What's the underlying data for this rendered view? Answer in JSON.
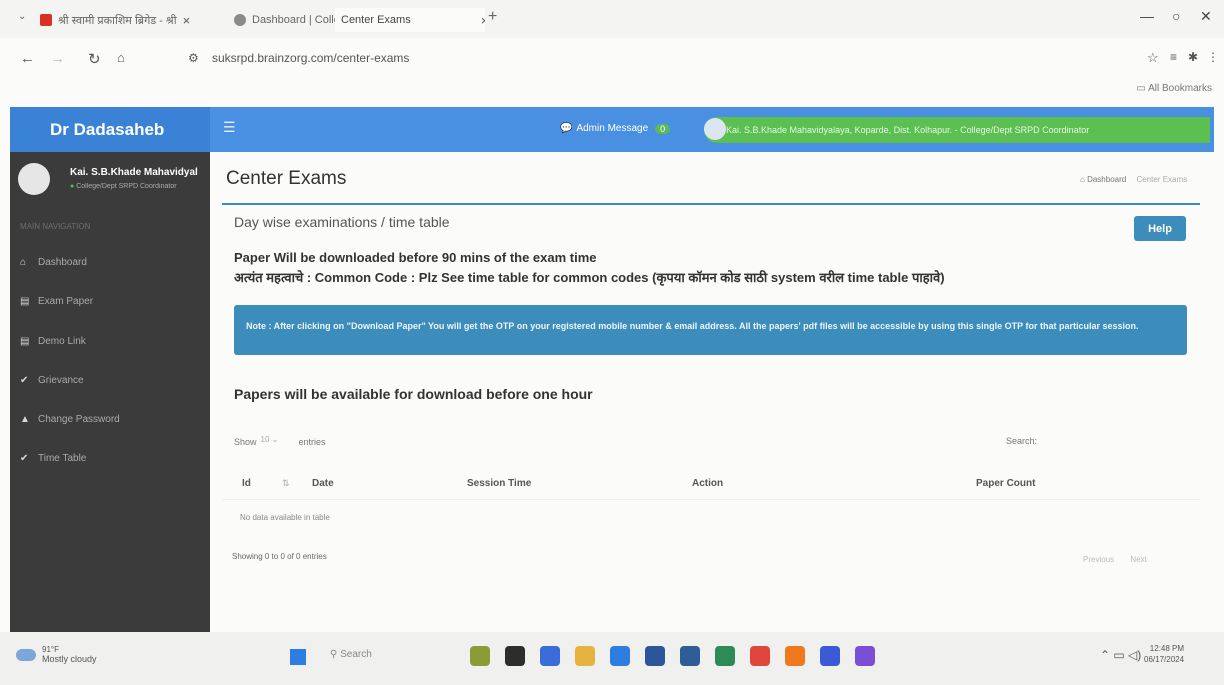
{
  "browser": {
    "tabs": [
      {
        "label": "श्री स्वामी प्रकाशिम ब्रिगेड - श्री",
        "icon": "youtube-icon",
        "color": "#d93025"
      },
      {
        "label": "Dashboard | College Manage",
        "icon": "globe-icon",
        "color": "#8a8a8a"
      },
      {
        "label": "Center Exams",
        "icon": "site-icon",
        "color": "#8a8a8a"
      }
    ],
    "url": "suksrpd.brainzorg.com/center-exams",
    "bookmarks_label": "All Bookmarks"
  },
  "header": {
    "brand": "Dr Dadasaheb",
    "admin_message_label": "Admin Message",
    "admin_message_count": "0",
    "user_line": "Kai. S.B.Khade Mahavidyalaya, Koparde, Dist. Kolhapur. - College/Dept SRPD Coordinator"
  },
  "sidebar": {
    "user_name": "Kai. S.B.Khade Mahavidyal",
    "user_role": "College/Dept SRPD Coordinator",
    "section_heading": "MAIN NAVIGATION",
    "items": [
      {
        "label": "Dashboard",
        "icon": "dashboard-icon",
        "glyph": "⌂"
      },
      {
        "label": "Exam Paper",
        "icon": "file-icon",
        "glyph": "▤"
      },
      {
        "label": "Demo Link",
        "icon": "file-icon",
        "glyph": "▤"
      },
      {
        "label": "Grievance",
        "icon": "check-icon",
        "glyph": "✔"
      },
      {
        "label": "Change Password",
        "icon": "lock-icon",
        "glyph": "🔒"
      },
      {
        "label": "Time Table",
        "icon": "check-icon",
        "glyph": "✔"
      }
    ]
  },
  "main": {
    "title": "Center Exams",
    "breadcrumb_home": "Dashboard",
    "breadcrumb_current": "Center Exams",
    "box_title": "Day wise examinations / time table",
    "help_label": "Help",
    "notice_line1": "Paper Will be downloaded before 90 mins of the exam time",
    "notice_line2": "अत्यंत महत्वाचे : Common Code : Plz See time table for common codes (कृपया कॉमन कोड साठी system वरील time table पाहावे)",
    "callout": "Note : After clicking on \"Download Paper\" You will get the OTP on your registered mobile number & email address. All the papers' pdf files will be accessible by using this single OTP for that particular session.",
    "availability": "Papers will be available for download before one hour",
    "table": {
      "show_label": "Show",
      "entries_value": "10",
      "entries_label": "entries",
      "search_label": "Search:",
      "columns": [
        "Id",
        "Date",
        "Session Time",
        "Action",
        "Paper Count"
      ],
      "empty_message": "No data available in table",
      "info": "Showing 0 to 0 of 0 entries",
      "prev": "Previous",
      "next": "Next"
    }
  },
  "taskbar": {
    "weather_temp": "91°F",
    "weather_text": "Mostly cloudy",
    "search_label": "Search",
    "time": "12:48 PM",
    "date": "06/17/2024",
    "app_colors": [
      "#8a9b3a",
      "#2d2d2d",
      "#3b6bd6",
      "#e6b341",
      "#2f7de1",
      "#2b579a",
      "#2f5d9a",
      "#2e8b57",
      "#e0453a",
      "#f07a1b",
      "#3b5bd6",
      "#7a4fd6"
    ]
  }
}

- **Exercise instructions**
Retype every entry verbatim and exclude the pictures from the copy.

- **Task response**
What's the underlying data for this rendered view? Answer in JSON.
{
  "browser": {
    "tabs": [
      {
        "label": "श्री स्वामी प्रकाशिम ब्रिगेड - श्री",
        "icon": "youtube-icon",
        "color": "#d93025"
      },
      {
        "label": "Dashboard | College Manage",
        "icon": "globe-icon",
        "color": "#8a8a8a"
      },
      {
        "label": "Center Exams",
        "icon": "site-icon",
        "color": "#8a8a8a"
      }
    ],
    "url": "suksrpd.brainzorg.com/center-exams",
    "bookmarks_label": "All Bookmarks"
  },
  "header": {
    "brand": "Dr Dadasaheb",
    "admin_message_label": "Admin Message",
    "admin_message_count": "0",
    "user_line": "Kai. S.B.Khade Mahavidyalaya, Koparde, Dist. Kolhapur. - College/Dept SRPD Coordinator"
  },
  "sidebar": {
    "user_name": "Kai. S.B.Khade Mahavidyal",
    "user_role": "College/Dept SRPD Coordinator",
    "section_heading": "MAIN NAVIGATION",
    "items": [
      {
        "label": "Dashboard",
        "icon": "dashboard-icon",
        "glyph": "⌂"
      },
      {
        "label": "Exam Paper",
        "icon": "file-icon",
        "glyph": "▤"
      },
      {
        "label": "Demo Link",
        "icon": "file-icon",
        "glyph": "▤"
      },
      {
        "label": "Grievance",
        "icon": "check-icon",
        "glyph": "✔"
      },
      {
        "label": "Change Password",
        "icon": "lock-icon",
        "glyph": "🔒"
      },
      {
        "label": "Time Table",
        "icon": "check-icon",
        "glyph": "✔"
      }
    ]
  },
  "main": {
    "title": "Center Exams",
    "breadcrumb_home": "Dashboard",
    "breadcrumb_current": "Center Exams",
    "box_title": "Day wise examinations / time table",
    "help_label": "Help",
    "notice_line1": "Paper Will be downloaded before 90 mins of the exam time",
    "notice_line2": "अत्यंत महत्वाचे : Common Code : Plz See time table for common codes (कृपया कॉमन कोड साठी system वरील time table पाहावे)",
    "callout": "Note : After clicking on \"Download Paper\" You will get the OTP on your registered mobile number & email address. All the papers' pdf files will be accessible by using this single OTP for that particular session.",
    "availability": "Papers will be available for download before one hour",
    "table": {
      "show_label": "Show",
      "entries_value": "10",
      "entries_label": "entries",
      "search_label": "Search:",
      "columns": [
        "Id",
        "Date",
        "Session Time",
        "Action",
        "Paper Count"
      ],
      "empty_message": "No data available in table",
      "info": "Showing 0 to 0 of 0 entries",
      "prev": "Previous",
      "next": "Next"
    }
  },
  "taskbar": {
    "weather_temp": "91°F",
    "weather_text": "Mostly cloudy",
    "search_label": "Search",
    "time": "12:48 PM",
    "date": "06/17/2024",
    "app_colors": [
      "#8a9b3a",
      "#2d2d2d",
      "#3b6bd6",
      "#e6b341",
      "#2f7de1",
      "#2b579a",
      "#2f5d9a",
      "#2e8b57",
      "#e0453a",
      "#f07a1b",
      "#3b5bd6",
      "#7a4fd6"
    ]
  }
}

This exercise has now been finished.